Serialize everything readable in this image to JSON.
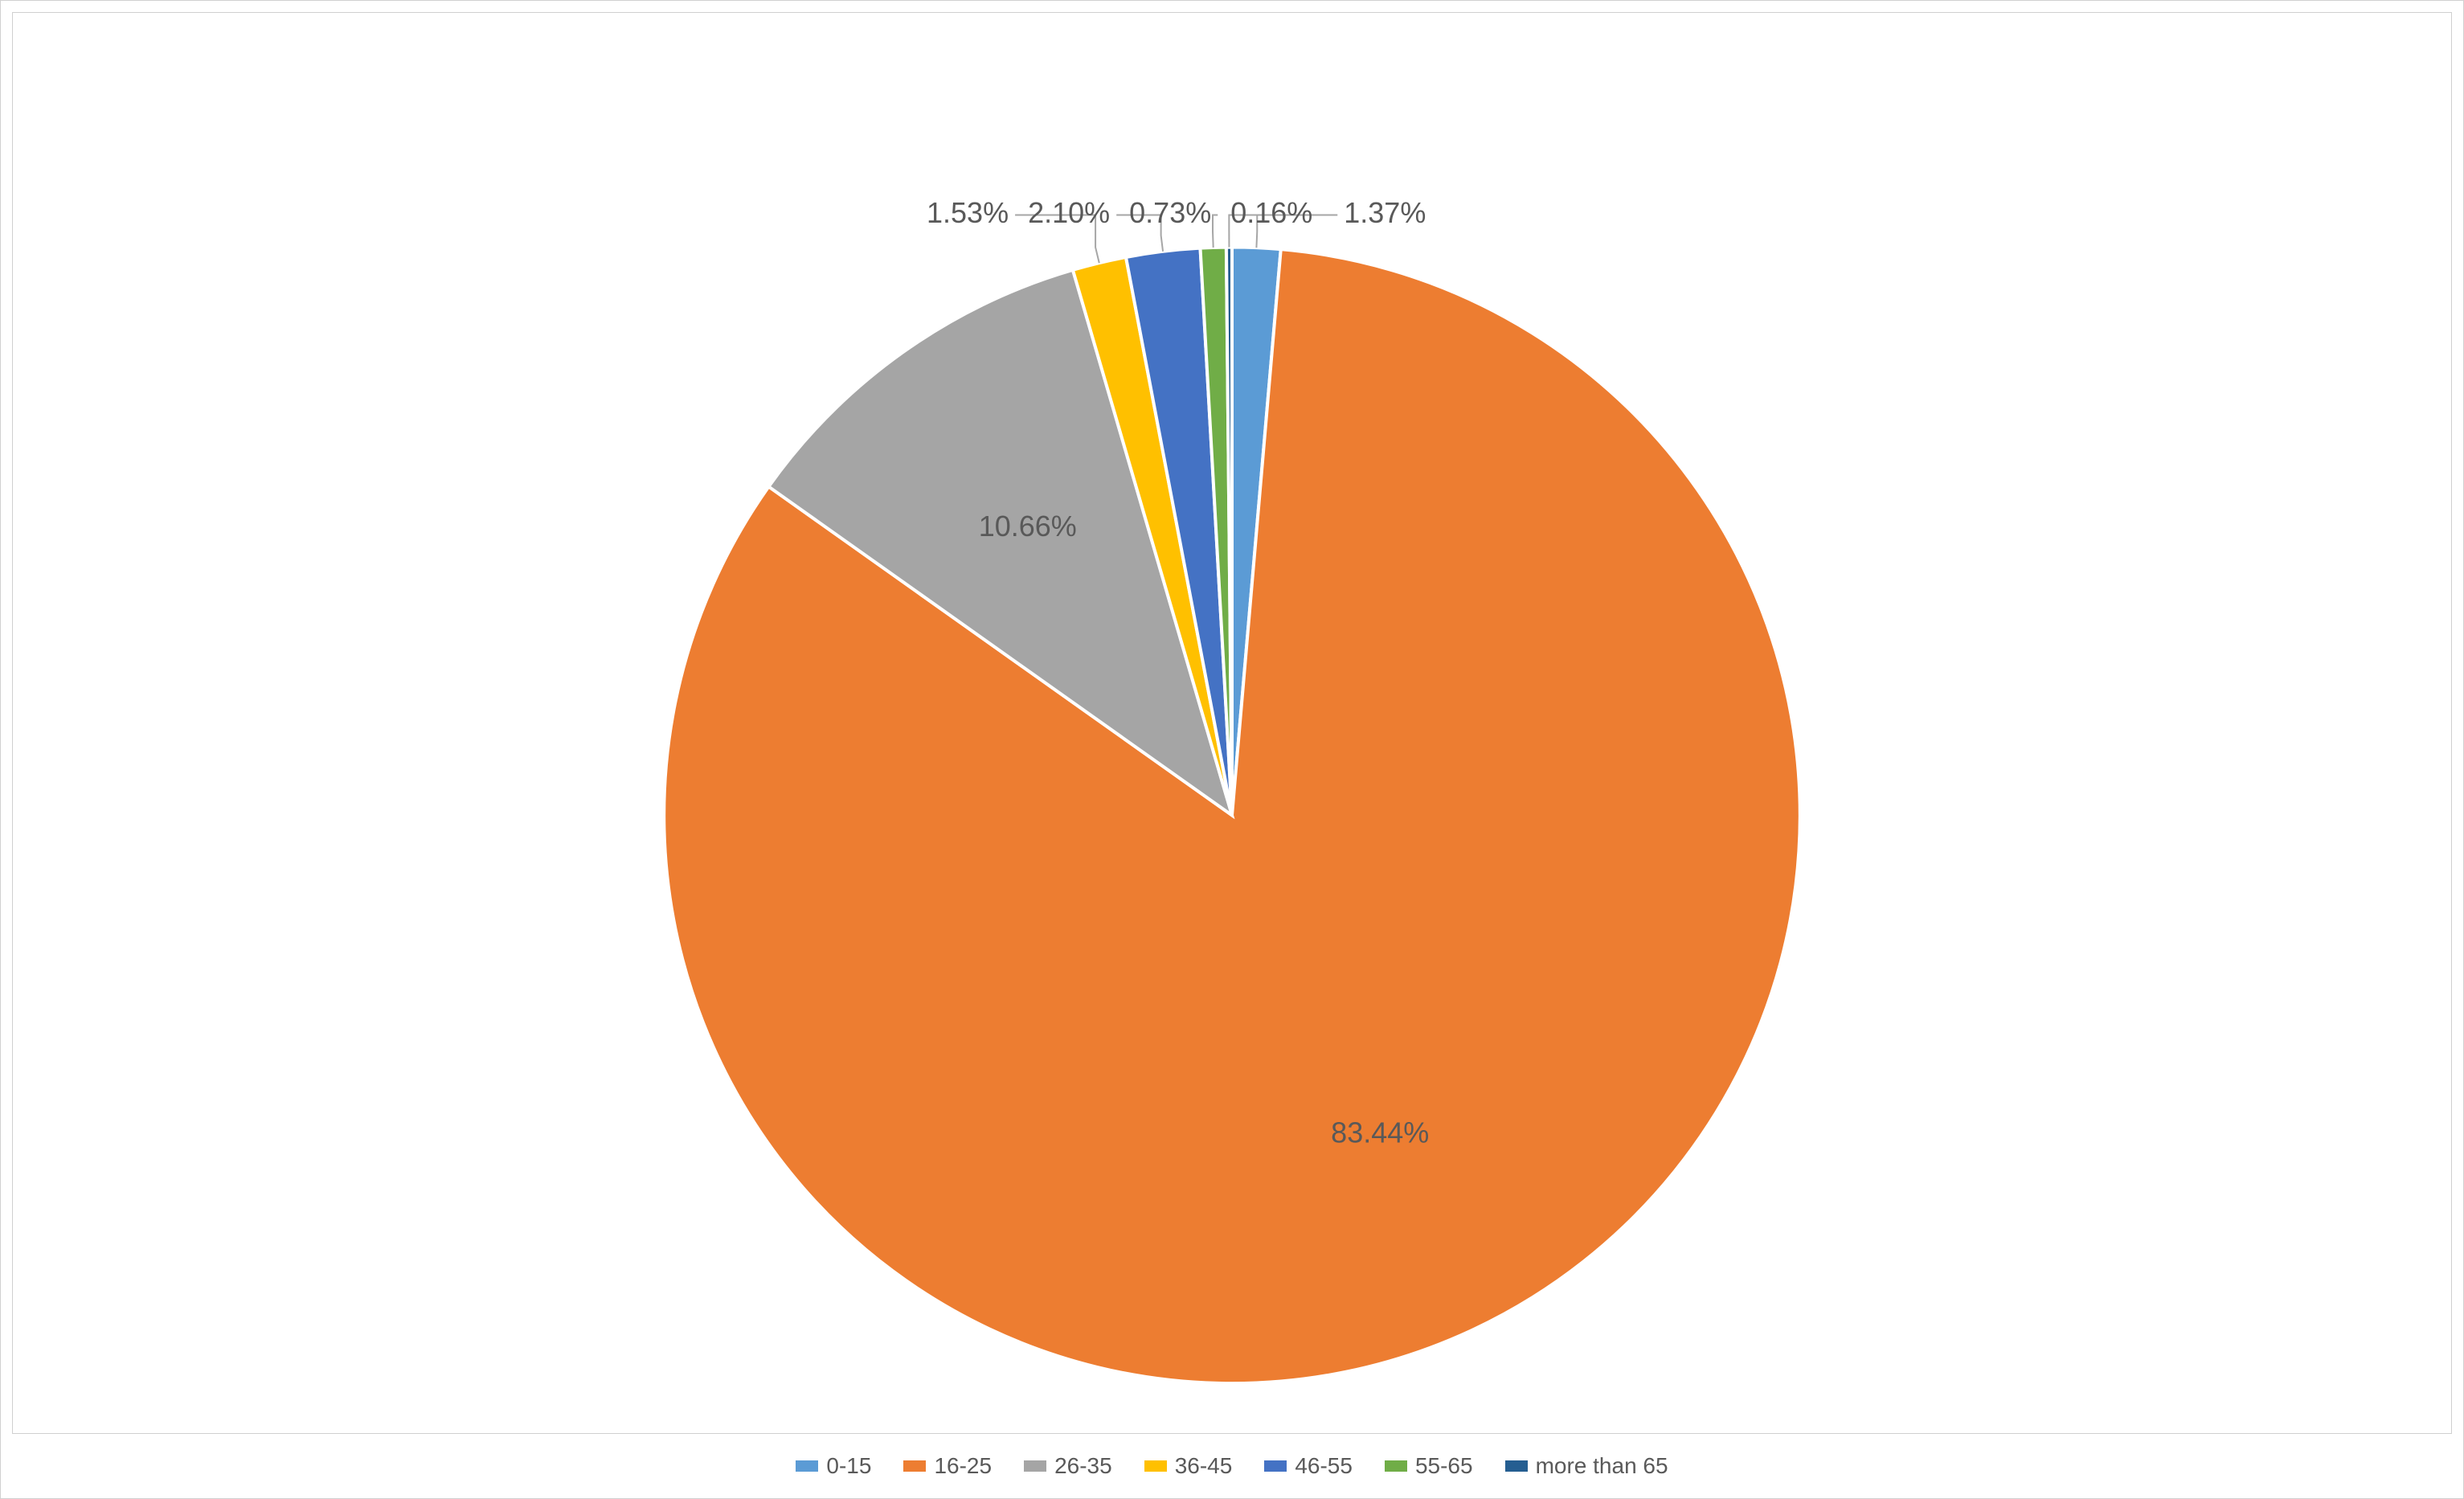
{
  "chart": {
    "type": "pie",
    "background_color": "#ffffff",
    "border_color": "#d0d0d0",
    "slice_border_color": "#ffffff",
    "slice_border_width": 4,
    "label_color": "#595959",
    "label_fontsize_pt": 28,
    "legend_fontsize_pt": 22,
    "leader_line_color": "#a6a6a6",
    "leader_line_width": 2,
    "slices": [
      {
        "label": "0-15",
        "value": 1.37,
        "display": "1.37%",
        "color": "#5b9bd5"
      },
      {
        "label": "16-25",
        "value": 83.44,
        "display": "83.44%",
        "color": "#ed7d31"
      },
      {
        "label": "26-35",
        "value": 10.66,
        "display": "10.66%",
        "color": "#a5a5a5"
      },
      {
        "label": "36-45",
        "value": 1.53,
        "display": "1.53%",
        "color": "#ffc000"
      },
      {
        "label": "46-55",
        "value": 2.1,
        "display": "2.10%",
        "color": "#4472c4"
      },
      {
        "label": "55-65",
        "value": 0.73,
        "display": "0.73%",
        "color": "#70ad47"
      },
      {
        "label": "more than 65",
        "value": 0.16,
        "display": "0.16%",
        "color": "#255e91"
      }
    ],
    "start_angle_deg": -90,
    "legend_position": "bottom"
  }
}
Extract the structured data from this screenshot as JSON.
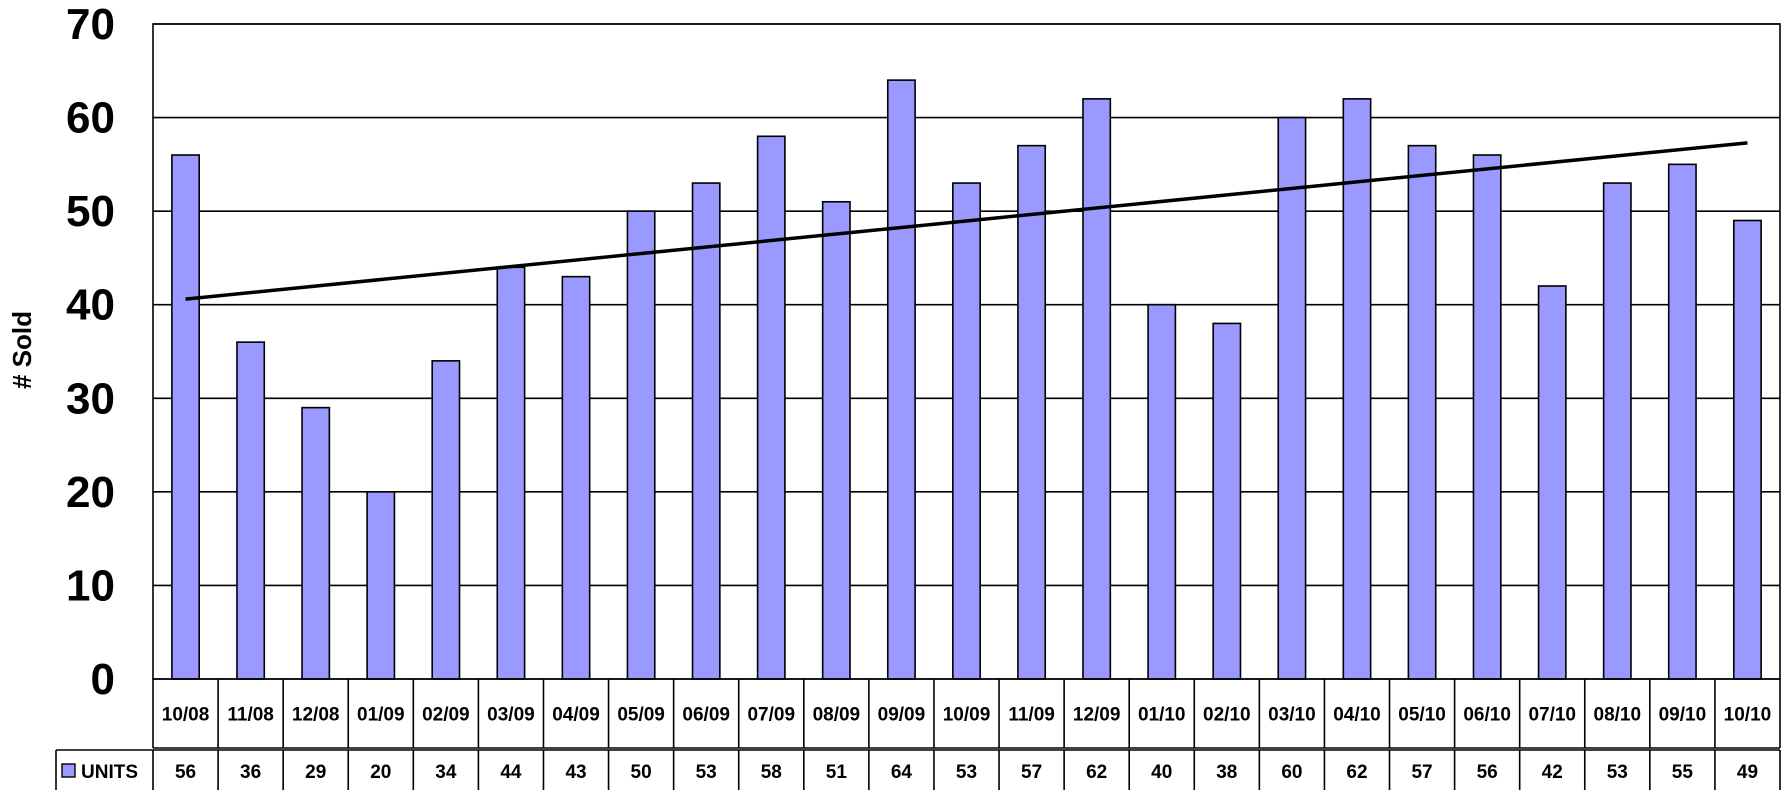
{
  "chart_data": {
    "type": "bar",
    "ylabel": "# Sold",
    "ylim": [
      0,
      70
    ],
    "yticks": [
      0,
      10,
      20,
      30,
      40,
      50,
      60,
      70
    ],
    "grid": true,
    "categories": [
      "10/08",
      "11/08",
      "12/08",
      "01/09",
      "02/09",
      "03/09",
      "04/09",
      "05/09",
      "06/09",
      "07/09",
      "08/09",
      "09/09",
      "10/09",
      "11/09",
      "12/09",
      "01/10",
      "02/10",
      "03/10",
      "04/10",
      "05/10",
      "06/10",
      "07/10",
      "08/10",
      "09/10",
      "10/10"
    ],
    "series": [
      {
        "name": "UNITS",
        "values": [
          56,
          36,
          29,
          20,
          34,
          44,
          43,
          50,
          53,
          58,
          51,
          64,
          53,
          57,
          62,
          40,
          38,
          60,
          62,
          57,
          56,
          42,
          53,
          55,
          49
        ]
      }
    ],
    "trendline": {
      "type": "linear",
      "from": 40.6,
      "to": 57.3
    },
    "data_table": true,
    "colors": {
      "bar": "#9999ff",
      "bar_stroke": "#000000",
      "trend": "#000000",
      "grid": "#000000"
    }
  }
}
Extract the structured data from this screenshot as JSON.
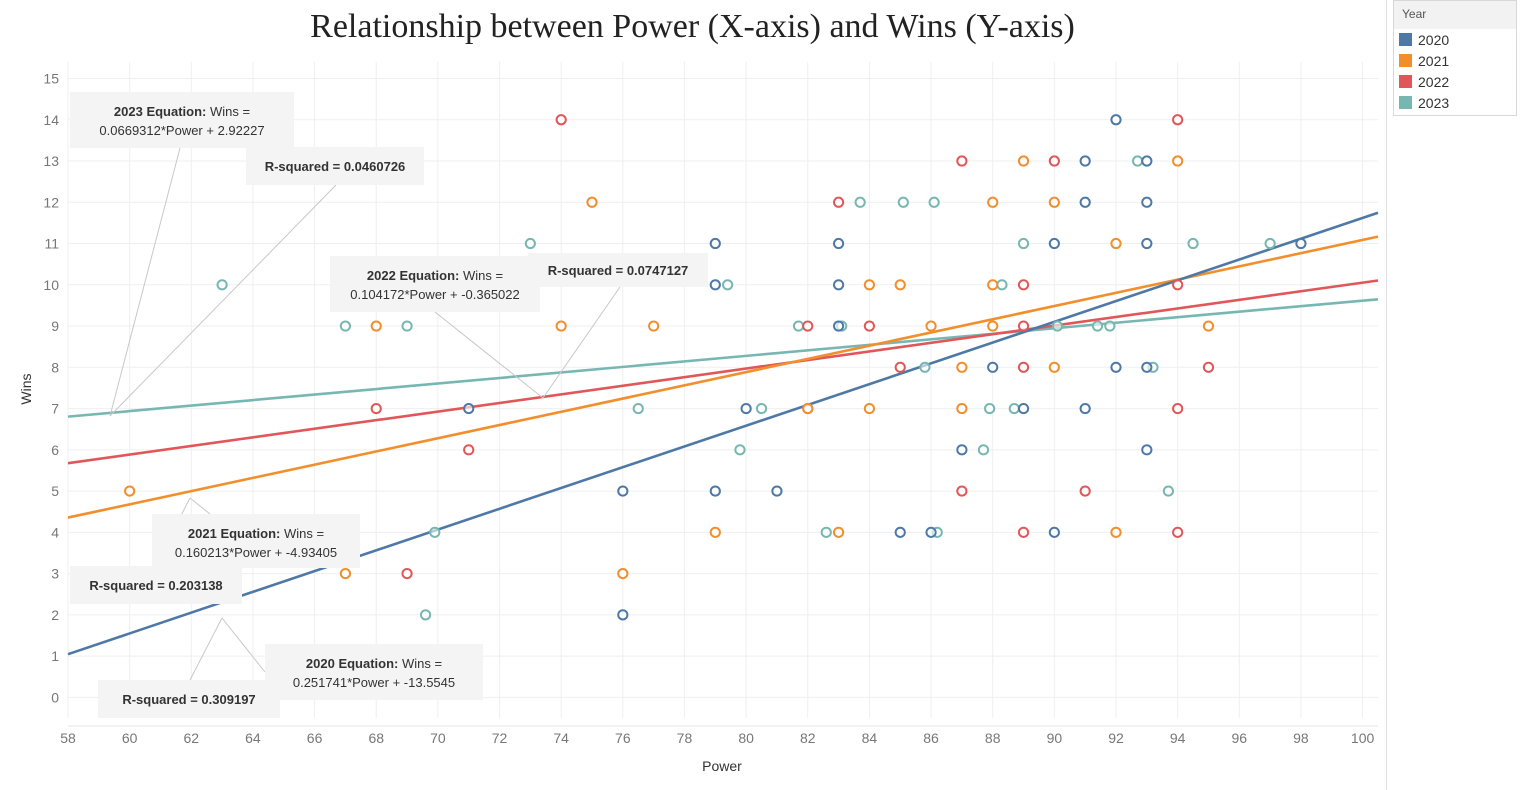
{
  "title": "Relationship between Power (X-axis) and Wins (Y-axis)",
  "legend": {
    "title": "Year",
    "items": [
      {
        "label": "2020",
        "color": "#4e79a7"
      },
      {
        "label": "2021",
        "color": "#f28e2b"
      },
      {
        "label": "2022",
        "color": "#e15759"
      },
      {
        "label": "2023",
        "color": "#76b7b2"
      }
    ]
  },
  "annotations": [
    {
      "series": "2023",
      "bold": "2023 Equation:",
      "text1": " Wins =",
      "text2": "0.0669312*Power + 2.92227"
    },
    {
      "series": "2023",
      "bold": "R-squared = 0.0460726",
      "text1": "",
      "text2": ""
    },
    {
      "series": "2022",
      "bold": "2022 Equation:",
      "text1": " Wins =",
      "text2": "0.104172*Power + -0.365022"
    },
    {
      "series": "2022",
      "bold": "R-squared = 0.0747127",
      "text1": "",
      "text2": ""
    },
    {
      "series": "2021",
      "bold": "2021 Equation:",
      "text1": " Wins =",
      "text2": "0.160213*Power + -4.93405"
    },
    {
      "series": "2021",
      "bold": "R-squared = 0.203138",
      "text1": "",
      "text2": ""
    },
    {
      "series": "2020",
      "bold": "2020 Equation:",
      "text1": " Wins =",
      "text2": "0.251741*Power + -13.5545"
    },
    {
      "series": "2020",
      "bold": "R-squared = 0.309197",
      "text1": "",
      "text2": ""
    }
  ],
  "chart_data": {
    "type": "scatter",
    "title": "Relationship between Power (X-axis) and Wins (Y-axis)",
    "xlabel": "Power",
    "ylabel": "Wins",
    "xlim": [
      58,
      100.5
    ],
    "ylim": [
      -0.5,
      15.4
    ],
    "xticks": [
      58,
      60,
      62,
      64,
      66,
      68,
      70,
      72,
      74,
      76,
      78,
      80,
      82,
      84,
      86,
      88,
      90,
      92,
      94,
      96,
      98,
      100
    ],
    "yticks": [
      0,
      1,
      2,
      3,
      4,
      5,
      6,
      7,
      8,
      9,
      10,
      11,
      12,
      13,
      14,
      15
    ],
    "grid": true,
    "legend_position": "top-right",
    "series": [
      {
        "name": "2020",
        "color": "#4e79a7",
        "trend": {
          "slope": 0.251741,
          "intercept": -13.5545
        },
        "points": [
          [
            92,
            14
          ],
          [
            91,
            13
          ],
          [
            93,
            13
          ],
          [
            91,
            12
          ],
          [
            93,
            12
          ],
          [
            79,
            11
          ],
          [
            83,
            11
          ],
          [
            90,
            11
          ],
          [
            93,
            11
          ],
          [
            98,
            11
          ],
          [
            79,
            10
          ],
          [
            83,
            10
          ],
          [
            83,
            9
          ],
          [
            88,
            8
          ],
          [
            92,
            8
          ],
          [
            93,
            8
          ],
          [
            71,
            7
          ],
          [
            80,
            7
          ],
          [
            89,
            7
          ],
          [
            91,
            7
          ],
          [
            87,
            6
          ],
          [
            93,
            6
          ],
          [
            76,
            5
          ],
          [
            79,
            5
          ],
          [
            81,
            5
          ],
          [
            85,
            4
          ],
          [
            86,
            4
          ],
          [
            90,
            4
          ],
          [
            76,
            2
          ]
        ]
      },
      {
        "name": "2021",
        "color": "#f28e2b",
        "trend": {
          "slope": 0.160213,
          "intercept": -4.93405
        },
        "points": [
          [
            89,
            13
          ],
          [
            94,
            13
          ],
          [
            75,
            12
          ],
          [
            88,
            12
          ],
          [
            90,
            12
          ],
          [
            92,
            11
          ],
          [
            84,
            10
          ],
          [
            85,
            10
          ],
          [
            88,
            10
          ],
          [
            68,
            9
          ],
          [
            74,
            9
          ],
          [
            77,
            9
          ],
          [
            86,
            9
          ],
          [
            88,
            9
          ],
          [
            95,
            9
          ],
          [
            87,
            8
          ],
          [
            90,
            8
          ],
          [
            82,
            7
          ],
          [
            84,
            7
          ],
          [
            87,
            7
          ],
          [
            60,
            5
          ],
          [
            79,
            4
          ],
          [
            83,
            4
          ],
          [
            92,
            4
          ],
          [
            67,
            3
          ],
          [
            76,
            3
          ]
        ]
      },
      {
        "name": "2022",
        "color": "#e15759",
        "trend": {
          "slope": 0.104172,
          "intercept": -0.365022
        },
        "points": [
          [
            74,
            14
          ],
          [
            94,
            14
          ],
          [
            87,
            13
          ],
          [
            90,
            13
          ],
          [
            83,
            12
          ],
          [
            89,
            10
          ],
          [
            94,
            10
          ],
          [
            82,
            9
          ],
          [
            84,
            9
          ],
          [
            89,
            9
          ],
          [
            85,
            8
          ],
          [
            89,
            8
          ],
          [
            95,
            8
          ],
          [
            68,
            7
          ],
          [
            82,
            7
          ],
          [
            94,
            7
          ],
          [
            71,
            6
          ],
          [
            87,
            5
          ],
          [
            91,
            5
          ],
          [
            89,
            4
          ],
          [
            94,
            4
          ],
          [
            69,
            3
          ]
        ]
      },
      {
        "name": "2023",
        "color": "#76b7b2",
        "trend": {
          "slope": 0.0669312,
          "intercept": 2.92227
        },
        "points": [
          [
            92.7,
            13
          ],
          [
            83.7,
            12
          ],
          [
            85.1,
            12
          ],
          [
            86.1,
            12
          ],
          [
            73,
            11
          ],
          [
            89,
            11
          ],
          [
            94.5,
            11
          ],
          [
            97,
            11
          ],
          [
            63,
            10
          ],
          [
            79.4,
            10
          ],
          [
            88.3,
            10
          ],
          [
            67,
            9
          ],
          [
            69,
            9
          ],
          [
            81.7,
            9
          ],
          [
            83.1,
            9
          ],
          [
            90.1,
            9
          ],
          [
            91.4,
            9
          ],
          [
            91.8,
            9
          ],
          [
            85.8,
            8
          ],
          [
            93.2,
            8
          ],
          [
            76.5,
            7
          ],
          [
            80.5,
            7
          ],
          [
            87.9,
            7
          ],
          [
            88.7,
            7
          ],
          [
            79.8,
            6
          ],
          [
            87.7,
            6
          ],
          [
            93.7,
            5
          ],
          [
            69.9,
            4
          ],
          [
            82.6,
            4
          ],
          [
            86.2,
            4
          ],
          [
            69.6,
            2
          ]
        ]
      }
    ]
  }
}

..........

_DIRECTIONS_.
Single out each line of the records above with the string "bold" in it, and copy it.

_FULL OUTPUT_.
      "bold": "2023 Equation:",
      "bold": "R-squared = 0.0460726",
      "bold": "2022 Equation:",
      "bold": "R-squared = 0.0747127",
      "bold": "2021 Equation:",
      "bold": "R-squared = 0.203138",
      "bold": "2020 Equation:",
      "bold": "R-squared = 0.309197",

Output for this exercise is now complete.